For this exercise, repeat all of the material verbatim apart from its images.

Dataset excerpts

+ + + +

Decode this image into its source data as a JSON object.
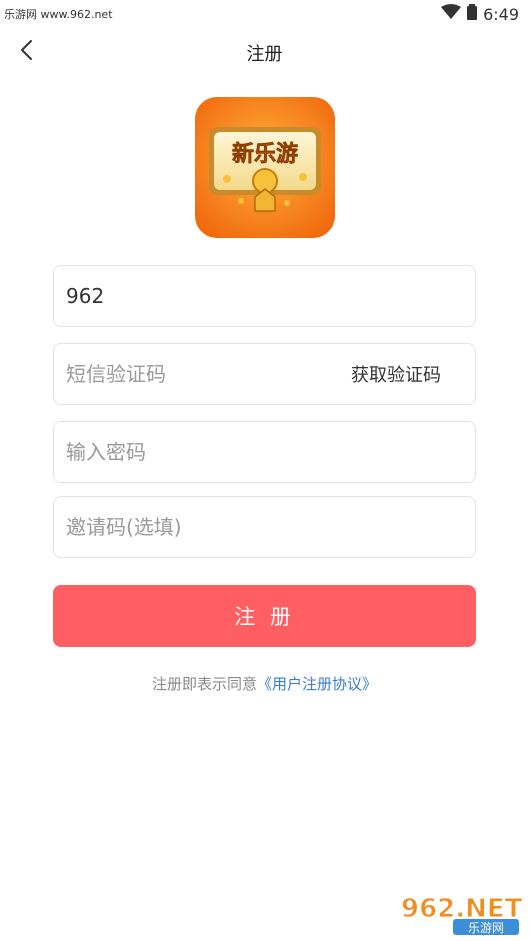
{
  "status_bar": {
    "site_label": "乐游网 www.962.net",
    "time": "6:49"
  },
  "header": {
    "title": "注册"
  },
  "logo": {
    "text": "新乐游"
  },
  "form": {
    "phone_value": "962",
    "sms_code_placeholder": "短信验证码",
    "get_code_label": "获取验证码",
    "password_placeholder": "输入密码",
    "invite_placeholder": "邀请码(选填)"
  },
  "submit": {
    "label": "注 册"
  },
  "agreement": {
    "text": "注册即表示同意",
    "link": "《用户注册协议》"
  },
  "watermark": {
    "brand": "962.NET",
    "subtitle": "乐游网"
  },
  "colors": {
    "primary_button": "#ff5e62",
    "link": "#3a7bd5",
    "logo_bg": "#f57a14"
  }
}
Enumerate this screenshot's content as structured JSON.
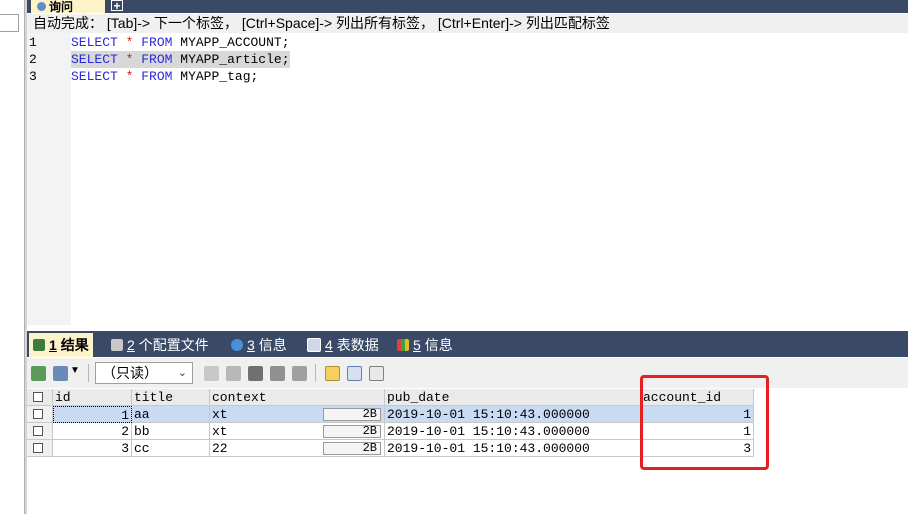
{
  "query_tab": {
    "label": "询问"
  },
  "hint": {
    "text": "自动完成： [Tab]-> 下一个标签， [Ctrl+Space]-> 列出所有标签， [Ctrl+Enter]-> 列出匹配标签"
  },
  "editor": {
    "lines": [
      {
        "num": "1",
        "kw1": "SELECT",
        "op": "*",
        "kw2": "FROM",
        "table": "MYAPP_ACCOUNT;"
      },
      {
        "num": "2",
        "kw1": "SELECT",
        "op": "*",
        "kw2": "FROM",
        "table": "MYAPP_article;"
      },
      {
        "num": "3",
        "kw1": "SELECT",
        "op": "*",
        "kw2": "FROM",
        "table": "MYAPP_tag;"
      }
    ]
  },
  "result_tabs": [
    {
      "num": "1",
      "label": "结果"
    },
    {
      "num": "2",
      "label": "个配置文件"
    },
    {
      "num": "3",
      "label": "信息"
    },
    {
      "num": "4",
      "label": "表数据"
    },
    {
      "num": "5",
      "label": "信息"
    }
  ],
  "toolbar": {
    "readonly_label": "（只读）"
  },
  "grid": {
    "columns": [
      "id",
      "title",
      "context",
      "pub_date",
      "account_id"
    ],
    "rows": [
      {
        "id": "1",
        "title": "aa",
        "context": "xt",
        "blob": "2B",
        "pub_date": "2019-10-01 15:10:43.000000",
        "account_id": "1"
      },
      {
        "id": "2",
        "title": "bb",
        "context": "xt",
        "blob": "2B",
        "pub_date": "2019-10-01 15:10:43.000000",
        "account_id": "1"
      },
      {
        "id": "3",
        "title": "cc",
        "context": "22",
        "blob": "2B",
        "pub_date": "2019-10-01 15:10:43.000000",
        "account_id": "3"
      }
    ]
  },
  "colors": {
    "tabbar": "#3a4a66",
    "active_tab": "#fdf3c8",
    "highlight": "#e52020",
    "selected_row": "#c9daf3"
  }
}
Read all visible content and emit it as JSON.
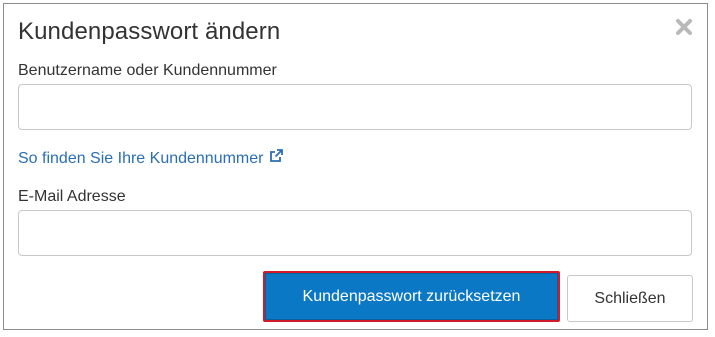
{
  "dialog": {
    "title": "Kundenpasswort ändern",
    "close_icon": "close-icon",
    "username_field": {
      "label": "Benutzername oder Kundennummer",
      "value": "",
      "placeholder": ""
    },
    "help_link": {
      "text": "So finden Sie Ihre Kundennummer",
      "icon": "external-link-icon"
    },
    "email_field": {
      "label": "E-Mail Adresse",
      "value": "",
      "placeholder": ""
    },
    "buttons": {
      "reset_label": "Kundenpasswort zurücksetzen",
      "close_label": "Schließen"
    },
    "colors": {
      "primary": "#0a78c4",
      "link": "#2a6fb5",
      "highlight_border": "#d11a2a"
    }
  }
}
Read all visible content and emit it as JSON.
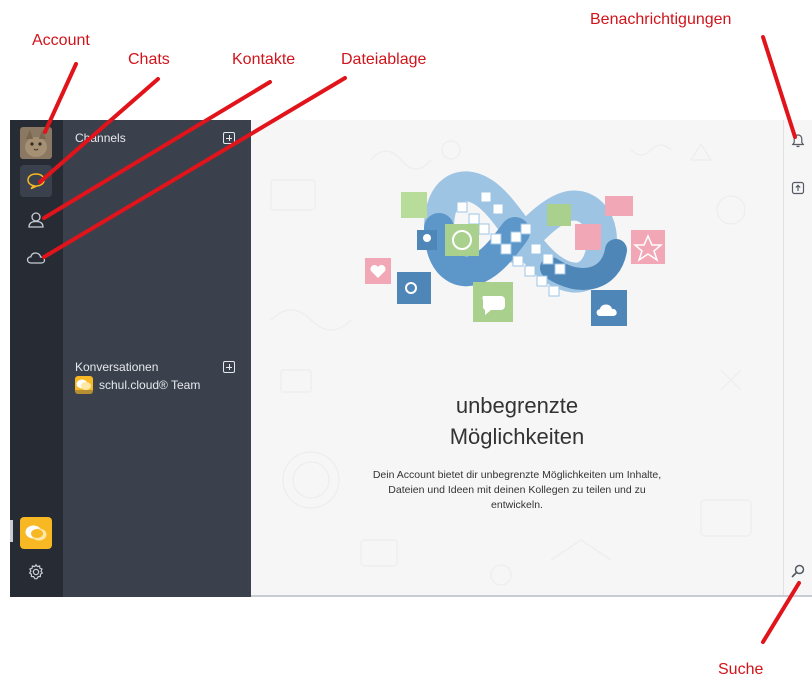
{
  "callouts": {
    "account": "Account",
    "chats": "Chats",
    "kontakte": "Kontakte",
    "dateiablage": "Dateiablage",
    "benachrichtigungen": "Benachrichtigungen",
    "suche": "Suche"
  },
  "panel": {
    "channels_title": "Channels",
    "conversations_title": "Konversationen",
    "conversations": [
      {
        "label": "schul.cloud® Team"
      }
    ]
  },
  "main": {
    "title_line1": "unbegrenzte",
    "title_line2": "Möglichkeiten",
    "description": "Dein Account bietet dir unbegrenzte Möglichkeiten um Inhalte, Dateien und Ideen mit deinen Kollegen zu teilen und zu entwickeln."
  },
  "colors": {
    "annotation": "#d0141b",
    "rail": "#272b33",
    "panel": "#3a414d",
    "brand_yellow": "#f7b823",
    "infinity_blue": "#5d97c9"
  },
  "icons": {
    "rail": [
      "avatar",
      "chat-bubble-icon",
      "contact-icon",
      "cloud-icon",
      "app-logo-icon",
      "settings-gear-icon"
    ],
    "right": [
      "bell-icon",
      "upload-icon",
      "search-icon"
    ]
  }
}
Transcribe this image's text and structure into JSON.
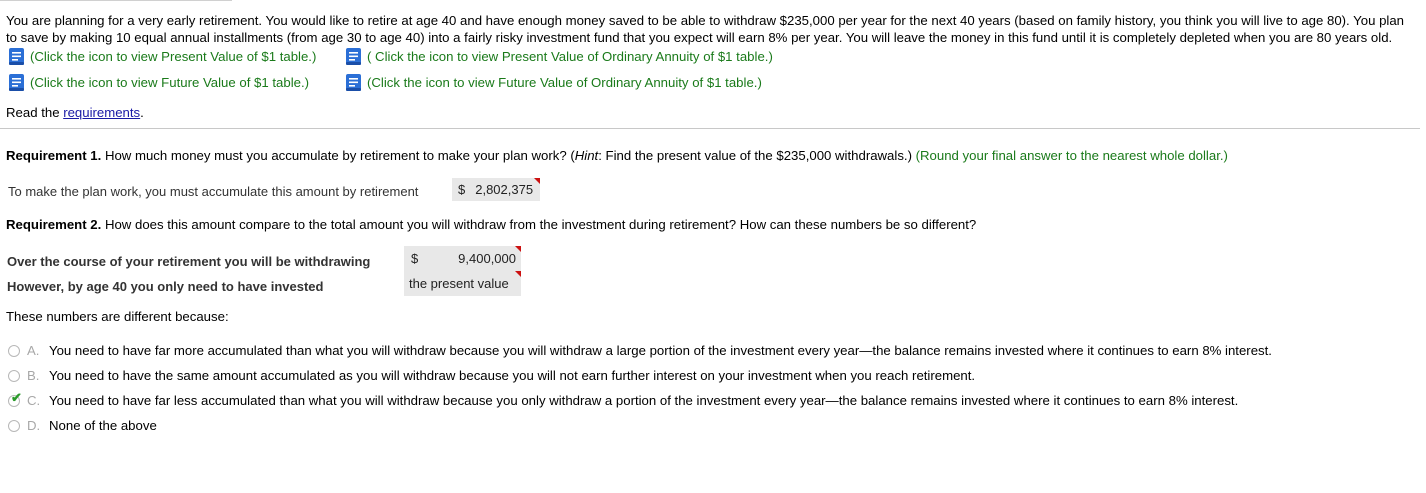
{
  "problem_text": "You are planning for a very early retirement. You would like to retire at age 40 and have enough money saved to be able to withdraw $235,000 per year for the next 40 years (based on family history, you think you will live to age 80). You plan to save by making 10 equal annual installments (from age 30 to age 40) into a fairly risky investment fund that you expect will earn 8% per year. You will leave the money in this fund until it is completely depleted when you are 80 years old.",
  "links": {
    "pv1": "(Click the icon to view Present Value of $1 table.)",
    "pvoa": "( Click the icon to view Present Value of Ordinary Annuity of $1 table.)",
    "fv1": "(Click the icon to view Future Value of $1 table.)",
    "fvoa": "(Click the icon to view Future Value of Ordinary Annuity of $1 table.)"
  },
  "read": {
    "prefix": "Read the ",
    "link": "requirements",
    "suffix": "."
  },
  "req1": {
    "label": "Requirement 1.",
    "text_a": " How much money must you accumulate by retirement to make your plan work? (",
    "hint": "Hint",
    "text_b": ": Find the present value of the $235,000 withdrawals.) ",
    "instruction": "(Round your final answer to the nearest whole dollar.)",
    "answer_label": "To make the plan work, you must accumulate this amount by retirement",
    "currency": "$",
    "answer_value": "2,802,375"
  },
  "req2": {
    "label": "Requirement 2.",
    "text": " How does this amount compare to the total amount you will withdraw from the investment during retirement? How can these numbers be so different?",
    "row1_label": "Over the course of your retirement you will be withdrawing",
    "row1_currency": "$",
    "row1_value": "9,400,000",
    "row2_label": "However, by age 40 you only need to have invested",
    "row2_value": "the present value",
    "because": "These numbers are different because:"
  },
  "options": [
    {
      "letter": "A.",
      "text": "You need to have far more accumulated than what you will withdraw because you will withdraw a large portion of the investment every year—the balance remains invested where it continues to earn 8% interest."
    },
    {
      "letter": "B.",
      "text": "You need to have the same amount accumulated as you will withdraw because you will not earn further interest on your investment when you reach retirement."
    },
    {
      "letter": "C.",
      "text": "You need to have far less accumulated than what you will withdraw because you only withdraw a portion of the investment every year—the balance remains invested where it continues to earn 8% interest."
    },
    {
      "letter": "D.",
      "text": "None of the above"
    }
  ],
  "selected_option": "C.",
  "colors": {
    "link_green": "#1a7a1a",
    "book_blue": "#2b6fd6",
    "answer_bg": "#e8e8e8",
    "flag_red": "#cc1111",
    "check_green": "#2a9a2a"
  }
}
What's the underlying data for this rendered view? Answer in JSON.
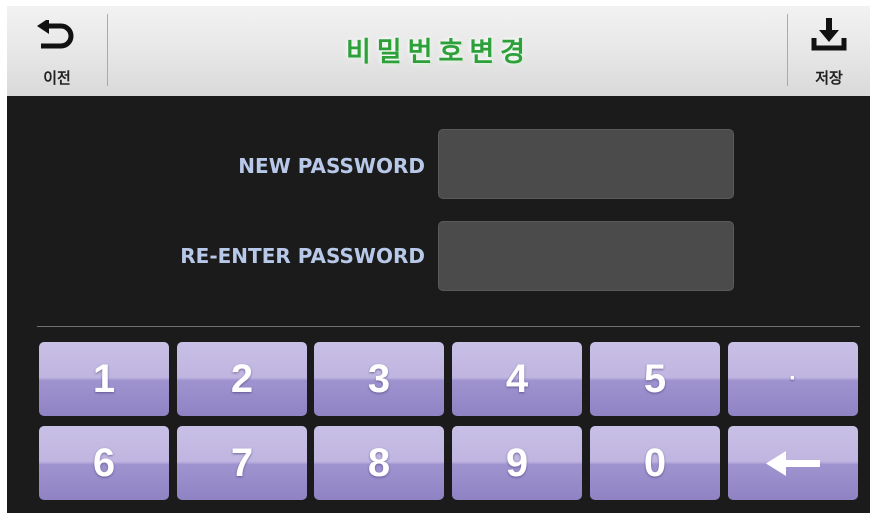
{
  "header": {
    "title": "비밀번호변경",
    "back_label": "이전",
    "save_label": "저장"
  },
  "form": {
    "new_password_label": "NEW PASSWORD",
    "new_password_value": "",
    "reenter_password_label": "RE-ENTER PASSWORD",
    "reenter_password_value": ""
  },
  "keypad": {
    "row1": [
      "1",
      "2",
      "3",
      "4",
      "5",
      "·"
    ],
    "row2": [
      "6",
      "7",
      "8",
      "9",
      "0",
      "←"
    ]
  },
  "icons": {
    "back": "undo-arrow-icon",
    "save": "download-icon",
    "backspace": "left-arrow-icon"
  },
  "colors": {
    "title": "#2ea03a",
    "panel": "#1b1b1b",
    "key": "#a89ed6",
    "field": "#4b4b4b",
    "label": "#b8c8e8"
  }
}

+ + + +

SOLUTION BELOW =
Decode this image into its source data as a JSON object.
{
  "status_bar": {
    "site_label": "乐游网 www.962.net",
    "time": "6:49"
  },
  "header": {
    "title": "注册"
  },
  "logo": {
    "text": "新乐游"
  },
  "form": {
    "phone_value": "962",
    "sms_code_placeholder": "短信验证码",
    "get_code_label": "获取验证码",
    "password_placeholder": "输入密码",
    "invite_placeholder": "邀请码(选填)"
  },
  "submit": {
    "label": "注 册"
  },
  "agreement": {
    "text": "注册即表示同意",
    "link": "《用户注册协议》"
  },
  "watermark": {
    "brand": "962.NET",
    "subtitle": "乐游网"
  },
  "colors": {
    "primary_button": "#ff5e62",
    "link": "#3a7bd5",
    "logo_bg": "#f57a14"
  }
}
Enumerate this screenshot's content as structured JSON.
{
  "query_tab": {
    "label": "询问"
  },
  "hint": {
    "text": "自动完成： [Tab]-> 下一个标签， [Ctrl+Space]-> 列出所有标签， [Ctrl+Enter]-> 列出匹配标签"
  },
  "editor": {
    "lines": [
      {
        "num": "1",
        "kw1": "SELECT",
        "op": "*",
        "kw2": "FROM",
        "table": "MYAPP_ACCOUNT;"
      },
      {
        "num": "2",
        "kw1": "SELECT",
        "op": "*",
        "kw2": "FROM",
        "table": "MYAPP_article;"
      },
      {
        "num": "3",
        "kw1": "SELECT",
        "op": "*",
        "kw2": "FROM",
        "table": "MYAPP_tag;"
      }
    ]
  },
  "result_tabs": [
    {
      "num": "1",
      "label": "结果"
    },
    {
      "num": "2",
      "label": "个配置文件"
    },
    {
      "num": "3",
      "label": "信息"
    },
    {
      "num": "4",
      "label": "表数据"
    },
    {
      "num": "5",
      "label": "信息"
    }
  ],
  "toolbar": {
    "readonly_label": "（只读）"
  },
  "grid": {
    "columns": [
      "id",
      "title",
      "context",
      "pub_date",
      "account_id"
    ],
    "rows": [
      {
        "id": "1",
        "title": "aa",
        "context": "xt",
        "blob": "2B",
        "pub_date": "2019-10-01 15:10:43.000000",
        "account_id": "1"
      },
      {
        "id": "2",
        "title": "bb",
        "context": "xt",
        "blob": "2B",
        "pub_date": "2019-10-01 15:10:43.000000",
        "account_id": "1"
      },
      {
        "id": "3",
        "title": "cc",
        "context": "22",
        "blob": "2B",
        "pub_date": "2019-10-01 15:10:43.000000",
        "account_id": "3"
      }
    ]
  },
  "colors": {
    "tabbar": "#3a4a66",
    "active_tab": "#fdf3c8",
    "highlight": "#e52020",
    "selected_row": "#c9daf3"
  }
}
Read all visible content and emit it as JSON.
{
  "dialog": {
    "title": "Kundenpasswort ändern",
    "close_icon": "close-icon",
    "username_field": {
      "label": "Benutzername oder Kundennummer",
      "value": "",
      "placeholder": ""
    },
    "help_link": {
      "text": "So finden Sie Ihre Kundennummer",
      "icon": "external-link-icon"
    },
    "email_field": {
      "label": "E-Mail Adresse",
      "value": "",
      "placeholder": ""
    },
    "buttons": {
      "reset_label": "Kundenpasswort zurücksetzen",
      "close_label": "Schließen"
    },
    "colors": {
      "primary": "#0a78c4",
      "link": "#2a6fb5",
      "highlight_border": "#d11a2a"
    }
  }
}
Read all visible content and emit it as JSON.
{
  "callouts": {
    "account": "Account",
    "chats": "Chats",
    "kontakte": "Kontakte",
    "dateiablage": "Dateiablage",
    "benachrichtigungen": "Benachrichtigungen",
    "suche": "Suche"
  },
  "panel": {
    "channels_title": "Channels",
    "conversations_title": "Konversationen",
    "conversations": [
      {
        "label": "schul.cloud® Team"
      }
    ]
  },
  "main": {
    "title_line1": "unbegrenzte",
    "title_line2": "Möglichkeiten",
    "description": "Dein Account bietet dir unbegrenzte Möglichkeiten um Inhalte, Dateien und Ideen mit deinen Kollegen zu teilen und zu entwickeln."
  },
  "colors": {
    "annotation": "#d0141b",
    "rail": "#272b33",
    "panel": "#3a414d",
    "brand_yellow": "#f7b823",
    "infinity_blue": "#5d97c9"
  },
  "icons": {
    "rail": [
      "avatar",
      "chat-bubble-icon",
      "contact-icon",
      "cloud-icon",
      "app-logo-icon",
      "settings-gear-icon"
    ],
    "right": [
      "bell-icon",
      "upload-icon",
      "search-icon"
    ]
  }
}
Transcribe this image's text and structure into JSON.
{
  "problem_text": "You are planning for a very early retirement. You would like to retire at age 40 and have enough money saved to be able to withdraw $235,000 per year for the next 40 years (based on family history, you think you will live to age 80). You plan to save by making 10 equal annual installments (from age 30 to age 40) into a fairly risky investment fund that you expect will earn 8% per year. You will leave the money in this fund until it is completely depleted when you are 80 years old.",
  "links": {
    "pv1": "(Click the icon to view Present Value of $1 table.)",
    "pvoa": "( Click the icon to view Present Value of Ordinary Annuity of $1 table.)",
    "fv1": "(Click the icon to view Future Value of $1 table.)",
    "fvoa": "(Click the icon to view Future Value of Ordinary Annuity of $1 table.)"
  },
  "read": {
    "prefix": "Read the ",
    "link": "requirements",
    "suffix": "."
  },
  "req1": {
    "label": "Requirement 1.",
    "text_a": " How much money must you accumulate by retirement to make your plan work? (",
    "hint": "Hint",
    "text_b": ": Find the present value of the $235,000 withdrawals.) ",
    "instruction": "(Round your final answer to the nearest whole dollar.)",
    "answer_label": "To make the plan work, you must accumulate this amount by retirement",
    "currency": "$",
    "answer_value": "2,802,375"
  },
  "req2": {
    "label": "Requirement 2.",
    "text": " How does this amount compare to the total amount you will withdraw from the investment during retirement? How can these numbers be so different?",
    "row1_label": "Over the course of your retirement you will be withdrawing",
    "row1_currency": "$",
    "row1_value": "9,400,000",
    "row2_label": "However, by age 40 you only need to have invested",
    "row2_value": "the present value",
    "because": "These numbers are different because:"
  },
  "options": [
    {
      "letter": "A.",
      "text": "You need to have far more accumulated than what you will withdraw because you will withdraw a large portion of the investment every year—the balance remains invested where it continues to earn 8% interest."
    },
    {
      "letter": "B.",
      "text": "You need to have the same amount accumulated as you will withdraw because you will not earn further interest on your investment when you reach retirement."
    },
    {
      "letter": "C.",
      "text": "You need to have far less accumulated than what you will withdraw because you only withdraw a portion of the investment every year—the balance remains invested where it continues to earn 8% interest."
    },
    {
      "letter": "D.",
      "text": "None of the above"
    }
  ],
  "selected_option": "C.",
  "colors": {
    "link_green": "#1a7a1a",
    "book_blue": "#2b6fd6",
    "answer_bg": "#e8e8e8",
    "flag_red": "#cc1111",
    "check_green": "#2a9a2a"
  }
}
What's the underlying data for this rendered view? Answer in JSON.
{
  "header": {
    "title": "비밀번호변경",
    "back_label": "이전",
    "save_label": "저장"
  },
  "form": {
    "new_password_label": "NEW PASSWORD",
    "new_password_value": "",
    "reenter_password_label": "RE-ENTER PASSWORD",
    "reenter_password_value": ""
  },
  "keypad": {
    "row1": [
      "1",
      "2",
      "3",
      "4",
      "5",
      "·"
    ],
    "row2": [
      "6",
      "7",
      "8",
      "9",
      "0",
      "←"
    ]
  },
  "icons": {
    "back": "undo-arrow-icon",
    "save": "download-icon",
    "backspace": "left-arrow-icon"
  },
  "colors": {
    "title": "#2ea03a",
    "panel": "#1b1b1b",
    "key": "#a89ed6",
    "field": "#4b4b4b",
    "label": "#b8c8e8"
  }
}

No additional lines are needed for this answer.